(Dataset rows about figures)
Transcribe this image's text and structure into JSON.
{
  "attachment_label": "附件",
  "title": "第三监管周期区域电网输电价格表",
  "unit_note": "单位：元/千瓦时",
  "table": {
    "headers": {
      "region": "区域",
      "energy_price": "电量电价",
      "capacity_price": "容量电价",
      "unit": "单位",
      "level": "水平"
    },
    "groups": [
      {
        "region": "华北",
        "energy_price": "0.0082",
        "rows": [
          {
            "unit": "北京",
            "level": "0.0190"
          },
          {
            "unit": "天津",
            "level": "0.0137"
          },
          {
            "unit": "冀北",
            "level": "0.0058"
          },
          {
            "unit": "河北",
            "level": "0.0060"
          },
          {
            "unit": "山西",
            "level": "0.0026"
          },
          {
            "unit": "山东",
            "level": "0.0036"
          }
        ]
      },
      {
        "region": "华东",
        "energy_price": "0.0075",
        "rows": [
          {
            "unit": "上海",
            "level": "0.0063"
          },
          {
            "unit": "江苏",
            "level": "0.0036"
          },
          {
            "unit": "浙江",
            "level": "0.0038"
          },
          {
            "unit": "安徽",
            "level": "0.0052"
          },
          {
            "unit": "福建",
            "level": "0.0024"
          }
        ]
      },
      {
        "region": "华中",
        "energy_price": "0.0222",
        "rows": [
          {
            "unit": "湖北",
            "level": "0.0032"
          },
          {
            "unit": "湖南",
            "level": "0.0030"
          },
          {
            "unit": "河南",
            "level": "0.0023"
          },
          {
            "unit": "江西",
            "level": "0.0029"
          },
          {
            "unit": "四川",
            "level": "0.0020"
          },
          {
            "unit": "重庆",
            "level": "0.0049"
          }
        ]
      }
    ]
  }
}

To do:
Make a verbatim copy of every entry shown above.

Output of the exercise:
Transcribe this image's text and structure into JSON.
{
  "attachment_label": "附件",
  "title": "第三监管周期区域电网输电价格表",
  "unit_note": "单位：元/千瓦时",
  "table": {
    "headers": {
      "region": "区域",
      "energy_price": "电量电价",
      "capacity_price": "容量电价",
      "unit": "单位",
      "level": "水平"
    },
    "groups": [
      {
        "region": "华北",
        "energy_price": "0.0082",
        "rows": [
          {
            "unit": "北京",
            "level": "0.0190"
          },
          {
            "unit": "天津",
            "level": "0.0137"
          },
          {
            "unit": "冀北",
            "level": "0.0058"
          },
          {
            "unit": "河北",
            "level": "0.0060"
          },
          {
            "unit": "山西",
            "level": "0.0026"
          },
          {
            "unit": "山东",
            "level": "0.0036"
          }
        ]
      },
      {
        "region": "华东",
        "energy_price": "0.0075",
        "rows": [
          {
            "unit": "上海",
            "level": "0.0063"
          },
          {
            "unit": "江苏",
            "level": "0.0036"
          },
          {
            "unit": "浙江",
            "level": "0.0038"
          },
          {
            "unit": "安徽",
            "level": "0.0052"
          },
          {
            "unit": "福建",
            "level": "0.0024"
          }
        ]
      },
      {
        "region": "华中",
        "energy_price": "0.0222",
        "rows": [
          {
            "unit": "湖北",
            "level": "0.0032"
          },
          {
            "unit": "湖南",
            "level": "0.0030"
          },
          {
            "unit": "河南",
            "level": "0.0023"
          },
          {
            "unit": "江西",
            "level": "0.0029"
          },
          {
            "unit": "四川",
            "level": "0.0020"
          },
          {
            "unit": "重庆",
            "level": "0.0049"
          }
        ]
      }
    ]
  }
}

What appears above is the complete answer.